What you should do >>
Using the material that follows, identify and copy each line with the string "Oppheve".

Dataset items >>

● ● ● ●

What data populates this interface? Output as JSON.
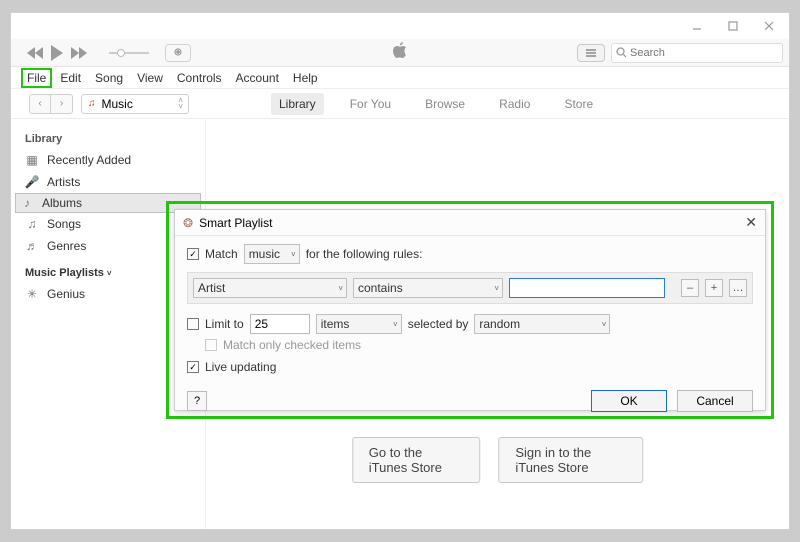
{
  "menubar": [
    "File",
    "Edit",
    "Song",
    "View",
    "Controls",
    "Account",
    "Help"
  ],
  "search": {
    "placeholder": "Search"
  },
  "media_selector": {
    "label": "Music"
  },
  "tabs": [
    "Library",
    "For You",
    "Browse",
    "Radio",
    "Store"
  ],
  "active_tab": "Library",
  "sidebar": {
    "library_header": "Library",
    "items": [
      {
        "icon": "grid",
        "label": "Recently Added"
      },
      {
        "icon": "mic",
        "label": "Artists"
      },
      {
        "icon": "note",
        "label": "Albums",
        "selected": true
      },
      {
        "icon": "note",
        "label": "Songs"
      },
      {
        "icon": "guitar",
        "label": "Genres"
      }
    ],
    "playlists_header": "Music Playlists",
    "playlists": [
      {
        "icon": "atom",
        "label": "Genius"
      }
    ]
  },
  "store_buttons": {
    "go": "Go to the iTunes Store",
    "signin": "Sign in to the iTunes Store"
  },
  "dialog": {
    "title": "Smart Playlist",
    "match_checked": true,
    "match_label_pre": "Match",
    "match_select": "music",
    "match_label_post": "for the following rules:",
    "rule": {
      "field": "Artist",
      "op": "contains",
      "value": ""
    },
    "limit": {
      "checked": false,
      "label": "Limit to",
      "value": "25",
      "unit": "items",
      "selected_by_label": "selected by",
      "selected_by": "random"
    },
    "match_only_checked": {
      "checked": false,
      "label": "Match only checked items"
    },
    "live_updating": {
      "checked": true,
      "label": "Live updating"
    },
    "help": "?",
    "ok": "OK",
    "cancel": "Cancel"
  }
}
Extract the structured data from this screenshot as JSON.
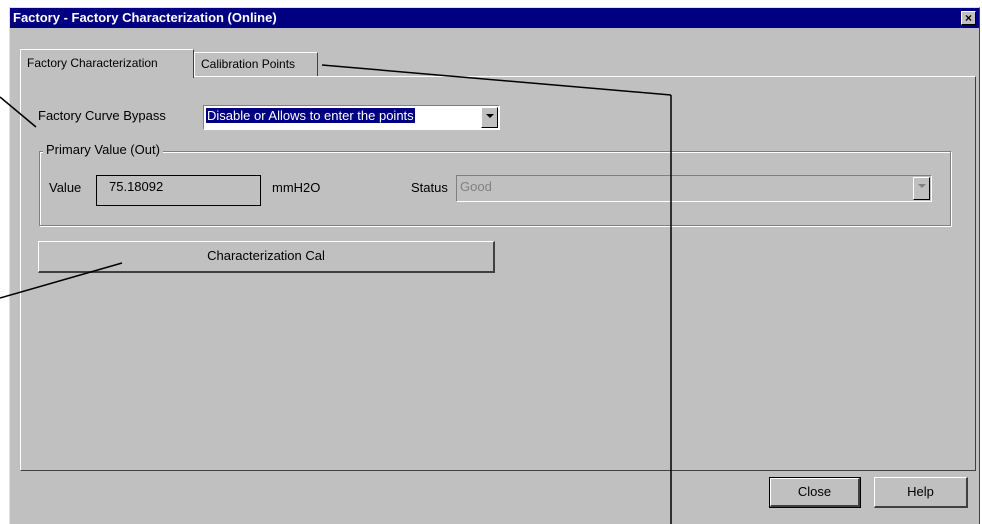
{
  "window": {
    "title": "Factory - Factory Characterization  (Online)"
  },
  "tabs": [
    {
      "label": "Factory Characterization",
      "active": true
    },
    {
      "label": "Calibration Points",
      "active": false
    }
  ],
  "bypass": {
    "label": "Factory Curve Bypass",
    "value": "Disable or Allows to enter the points"
  },
  "primary_value": {
    "group_title": "Primary Value (Out)",
    "value_label": "Value",
    "value": "75.18092",
    "unit": "mmH2O",
    "status_label": "Status",
    "status_value": "Good"
  },
  "buttons": {
    "characterization": "Characterization Cal",
    "close": "Close",
    "help": "Help"
  },
  "icons": {
    "close_window": "close-icon",
    "dropdown": "chevron-down-icon"
  },
  "colors": {
    "titlebar": "#000080",
    "face": "#c0c0c0",
    "selection": "#000080"
  }
}
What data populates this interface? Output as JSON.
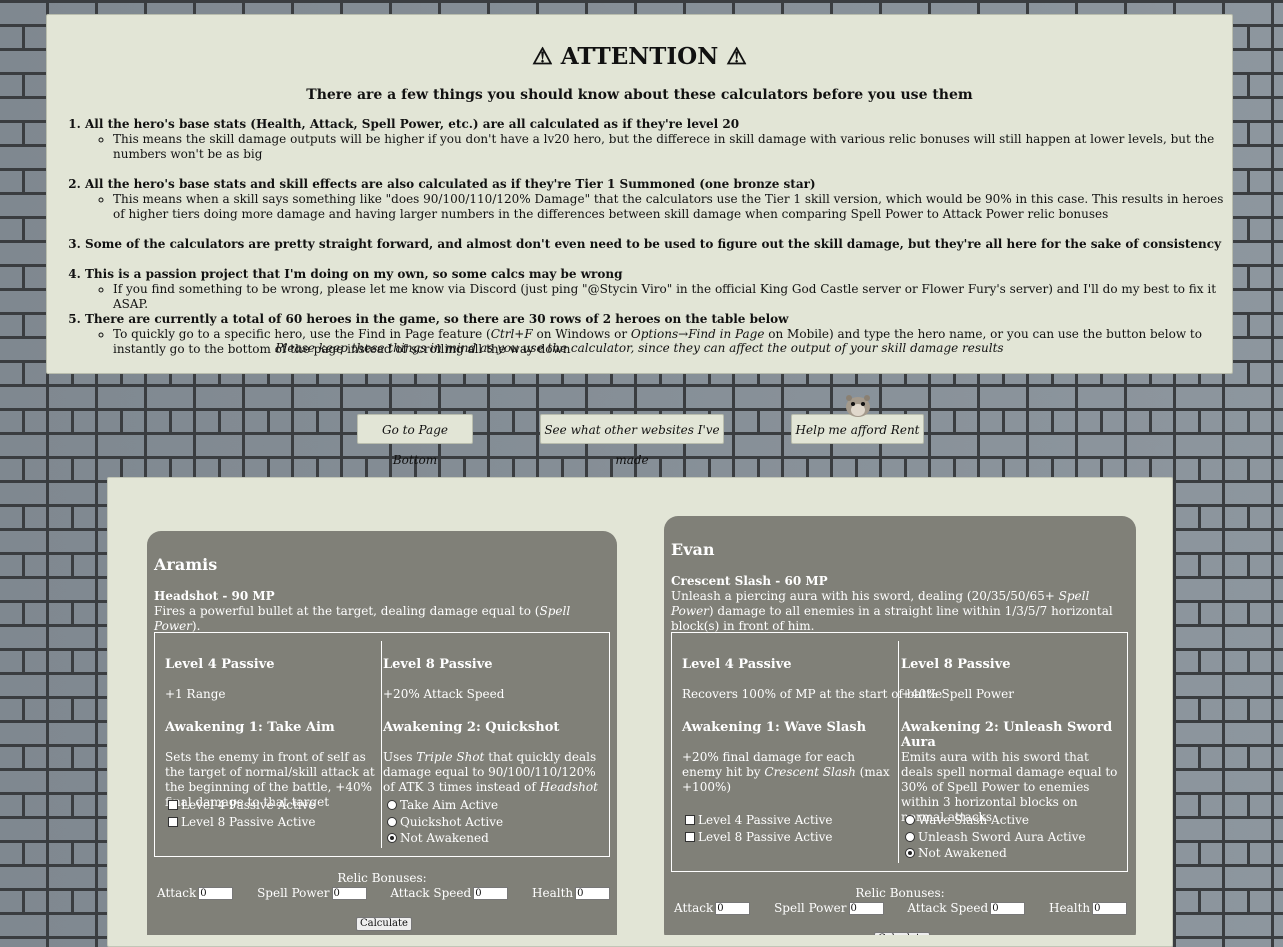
{
  "notice": {
    "title": "⚠ ATTENTION ⚠",
    "subtitle": "There are a few things you should know about these calculators before you use them",
    "items": [
      {
        "text": "All the hero's base stats (Health, Attack, Spell Power, etc.) are all calculated as if they're level 20",
        "sub": "This means the skill damage outputs will be higher if you don't have a lv20 hero, but the differece in skill damage with various relic bonuses will still happen at lower levels, but the numbers won't be as big"
      },
      {
        "text": "All the hero's base stats and skill effects are also calculated as if they're Tier 1 Summoned (one bronze star)",
        "sub": "This means when a skill says something like \"does 90/100/110/120% Damage\" that the calculators use the Tier 1 skill version, which would be 90% in this case. This results in heroes of higher tiers doing more damage and having larger numbers in the differences between skill damage when comparing Spell Power to Attack Power relic bonuses"
      },
      {
        "text": "Some of the calculators are pretty straight forward, and almost don't even need to be used to figure out the skill damage, but they're all here for the sake of consistency"
      },
      {
        "text": "This is a passion project that I'm doing on my own, so some calcs may be wrong",
        "sub": "If you find something to be wrong, please let me know via Discord (just ping \"@Stycin Viro\" in the official King God Castle server or Flower Fury's server) and I'll do my best to fix it ASAP."
      },
      {
        "text": "There are currently a total of 60 heroes in the game, so there are 30 rows of 2 heroes on the table below",
        "sub_a": "To quickly go to a specific hero, use the Find in Page feature (",
        "sub_b": "Ctrl+F",
        "sub_c": " on Windows or ",
        "sub_d": "Options→Find in Page",
        "sub_e": " on Mobile) and type the hero name, or you can use the button below to instantly go to the bottom of the page instead of scrolling all the way down"
      }
    ],
    "footer": "Please keep these things in mind as you use the calculator, since they can affect the output of your skill damage results"
  },
  "buttons": {
    "bottom": "Go to Page Bottom",
    "websites": "See what other websites I've made",
    "rent": "Help me afford Rent"
  },
  "relic_labels": {
    "heading": "Relic Bonuses:",
    "attack": "Attack",
    "spell_power": "Spell Power",
    "attack_speed": "Attack Speed",
    "health": "Health",
    "default_value": "0",
    "calculate": "Calculate"
  },
  "heroes": [
    {
      "name": "Aramis",
      "skill_title": "Headshot - 90 MP",
      "skill_desc_a": "Fires a powerful bullet at the target, dealing damage equal to (",
      "skill_desc_b": "Spell Power",
      "skill_desc_c": ").",
      "lv4_title": "Level 4 Passive",
      "lv4_text": "+1 Range",
      "lv8_title": "Level 8 Passive",
      "lv8_text": "+20% Attack Speed",
      "aw1_title": "Awakening 1: Take Aim",
      "aw1_text": "Sets the enemy in front of self as the target of normal/skill attack at the beginning of the battle, +40% final damage to that target",
      "aw2_title": "Awakening 2: Quickshot",
      "aw2_a": "Uses ",
      "aw2_b": "Triple Shot",
      "aw2_c": " that quickly deals damage equal to 90/100/110/120% of ATK 3 times instead of ",
      "aw2_d": "Headshot",
      "chk1": "Level 4 Passive Active",
      "chk2": "Level 8 Passive Active",
      "rad1": "Take Aim Active",
      "rad2": "Quickshot Active",
      "rad3": "Not Awakened"
    },
    {
      "name": "Evan",
      "skill_title": "Crescent Slash - 60 MP",
      "skill_desc_a": "Unleash a piercing aura with his sword, dealing (20/35/50/65+ ",
      "skill_desc_b": "Spell Power",
      "skill_desc_c": ") damage to all enemies in a straight line within 1/3/5/7 horizontal block(s) in front of him.",
      "lv4_title": "Level 4 Passive",
      "lv4_text": "Recovers 100% of MP at the start of battle",
      "lv8_title": "Level 8 Passive",
      "lv8_text": "+40% Spell Power",
      "aw1_title": "Awakening 1: Wave Slash",
      "aw1_a": "+20% final damage for each enemy hit by ",
      "aw1_b": "Crescent Slash",
      "aw1_c": " (max +100%)",
      "aw2_title": "Awakening 2: Unleash Sword Aura",
      "aw2_text": "Emits aura with his sword that deals spell normal damage equal to 30% of Spell Power to enemies within 3 horizontal blocks on normal attacks",
      "chk1": "Level 4 Passive Active",
      "chk2": "Level 8 Passive Active",
      "rad1": "Wave Slash Active",
      "rad2": "Unleash Sword Aura Active",
      "rad3": "Not Awakened"
    }
  ]
}
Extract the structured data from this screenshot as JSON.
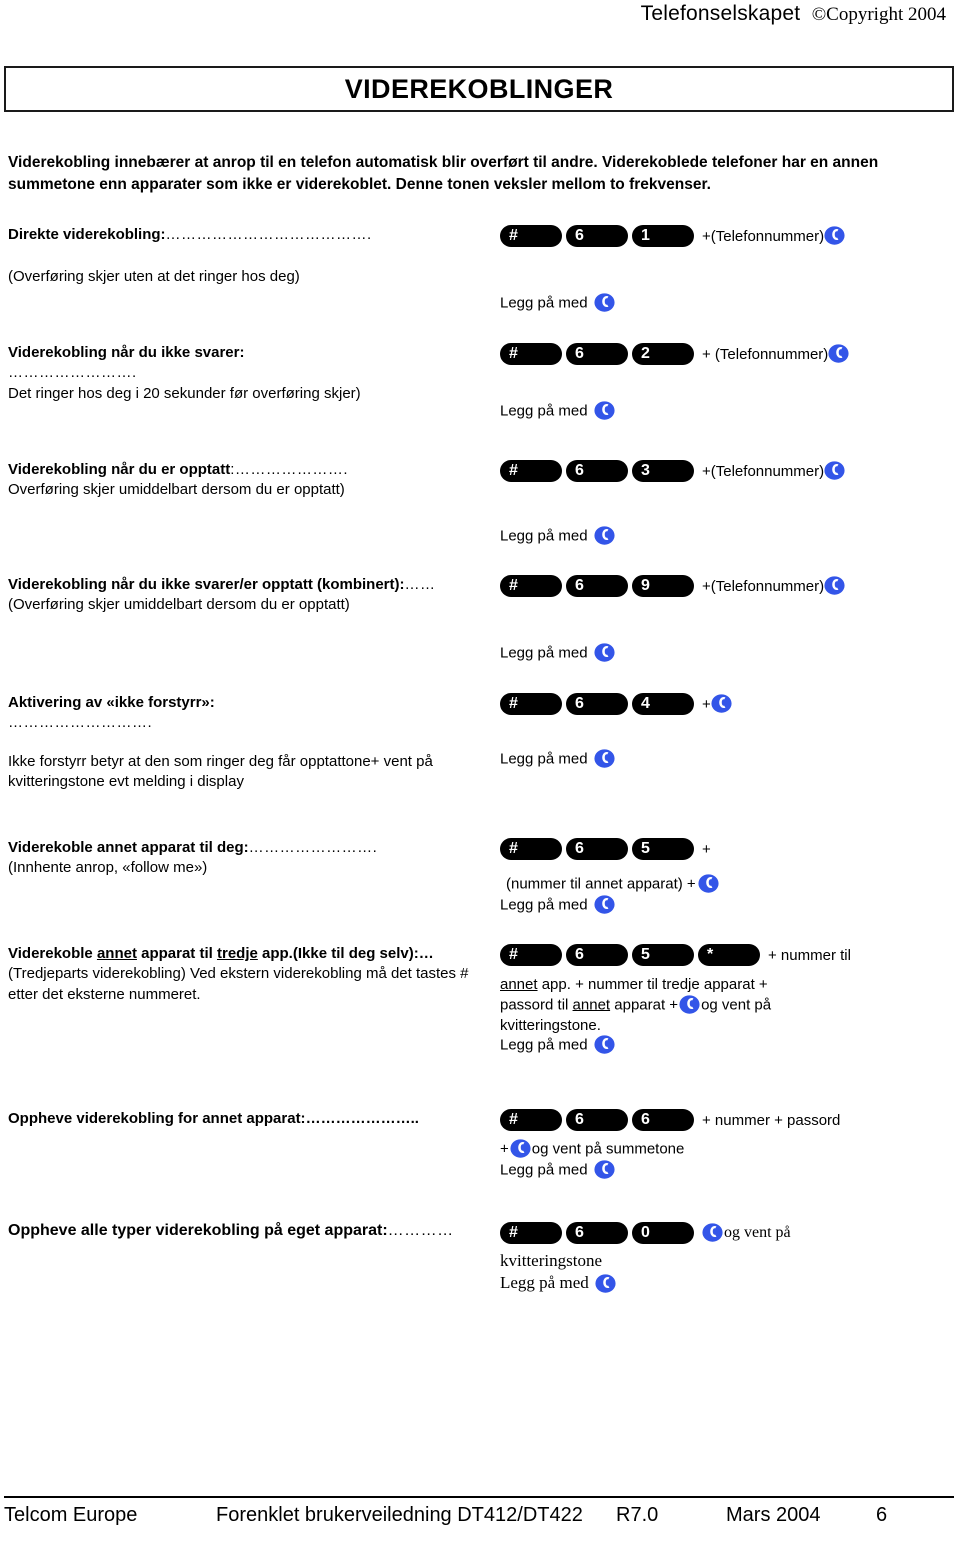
{
  "header": {
    "company": "Telefonselskapet",
    "copyright": "©Copyright 2004"
  },
  "title": "VIDEREKOBLINGER",
  "intro": "Viderekobling innebærer at anrop til en telefon automatisk blir overført til andre.  Viderekoblede telefoner har en annen summetone enn apparater som ikke er viderekoblet.  Denne tonen veksler mellom to frekvenser.",
  "hangup_label": "Legg på med",
  "icons": {
    "phone": "phone-handset-icon",
    "phone_color": "#3355E8"
  },
  "key_colors": {
    "key_bg": "#000000",
    "key_fg": "#ffffff"
  },
  "sections": [
    {
      "label": "Direkte viderekobling:",
      "leader": "………………………………….",
      "note": "(Overføring skjer uten at det ringer hos deg)",
      "keys": [
        "#",
        "6",
        "1"
      ],
      "after_keys": "+(Telefonnummer)",
      "after_keys_phone": true,
      "hangup": true
    },
    {
      "label": "Viderekobling når du ikke svarer:",
      "leader": "…………………….",
      "note": "Det ringer hos deg i 20 sekunder før overføring skjer)",
      "keys": [
        "#",
        "6",
        "2"
      ],
      "after_keys": "+  (Telefonnummer)",
      "after_keys_phone": true,
      "hangup": true
    },
    {
      "label": "Viderekobling når du er opptatt",
      "leader": ":………………….",
      "note": "Overføring skjer umiddelbart dersom du er opptatt)",
      "keys": [
        "#",
        "6",
        "3"
      ],
      "after_keys": "+(Telefonnummer)",
      "after_keys_phone": true,
      "hangup": true
    },
    {
      "label": "Viderekobling når du ikke svarer/er opptatt (kombinert):",
      "leader": "……",
      "note": " (Overføring skjer umiddelbart dersom du er opptatt)",
      "keys": [
        "#",
        "6",
        "9"
      ],
      "after_keys": "+(Telefonnummer)",
      "after_keys_phone": true,
      "hangup": true
    },
    {
      "label": "Aktivering av «ikke forstyrr»:",
      "leader": "……………………….",
      "note": "Ikke forstyrr betyr at den som ringer deg får opptattone+ vent på kvitteringstone evt melding i display",
      "keys": [
        "#",
        "6",
        "4"
      ],
      "after_keys": "+",
      "after_keys_phone": true,
      "hangup": true
    },
    {
      "label": "Viderekoble annet apparat til deg:",
      "leader": "…………………….",
      "note": "(Innhente anrop, «follow me»)",
      "keys": [
        "#",
        "6",
        "5"
      ],
      "after_keys": "+",
      "after_keys_phone": false,
      "extra_line": "(nummer til annet apparat) +",
      "extra_line_phone": true,
      "hangup": true
    }
  ],
  "third_party": {
    "label_bold_1": "Viderekoble ",
    "label_ul_1": "annet",
    "label_bold_2": " apparat til ",
    "label_ul_2": "tredje",
    "label_bold_3": " app.(Ikke til deg selv):",
    "leader": "…",
    "note": " (Tredjeparts viderekobling) Ved ekstern viderekobling må det tastes # etter det eksterne nummeret.",
    "keys": [
      "#",
      "6",
      "5",
      "*"
    ],
    "after_keys": "+ nummer til",
    "line2_a": "annet",
    "line2_b": " app. + nummer til tredje apparat  +",
    "line3_a": "passord til ",
    "line3_ul": "annet",
    "line3_b": " apparat +",
    "line3_c": "og vent på",
    "line4": "kvitteringstone.",
    "hangup": true
  },
  "cancel_other": {
    "label": "Oppheve viderekobling for annet apparat:",
    "leader": "…………………..",
    "keys": [
      "#",
      "6",
      "6"
    ],
    "after_keys": "+ nummer + passord",
    "line2_pre": "+",
    "line2_post": "og vent på summetone",
    "hangup": true
  },
  "cancel_all": {
    "label": "Oppheve alle typer viderekobling på eget apparat:",
    "leader": "…………",
    "keys": [
      "#",
      "6",
      "0"
    ],
    "after_keys": "og vent på",
    "line2": "kvitteringstone",
    "hangup": true
  },
  "footer": {
    "company": "Telcom Europe",
    "doc": "Forenklet brukerveiledning DT412/DT422",
    "revision": "R7.0",
    "date": "Mars 2004",
    "page": "6"
  }
}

● ● ● ●

Final result >>
    "label": "Oppheve viderekobling for annet apparat:",
    "label": "Oppheve alle typer viderekobling på eget apparat:",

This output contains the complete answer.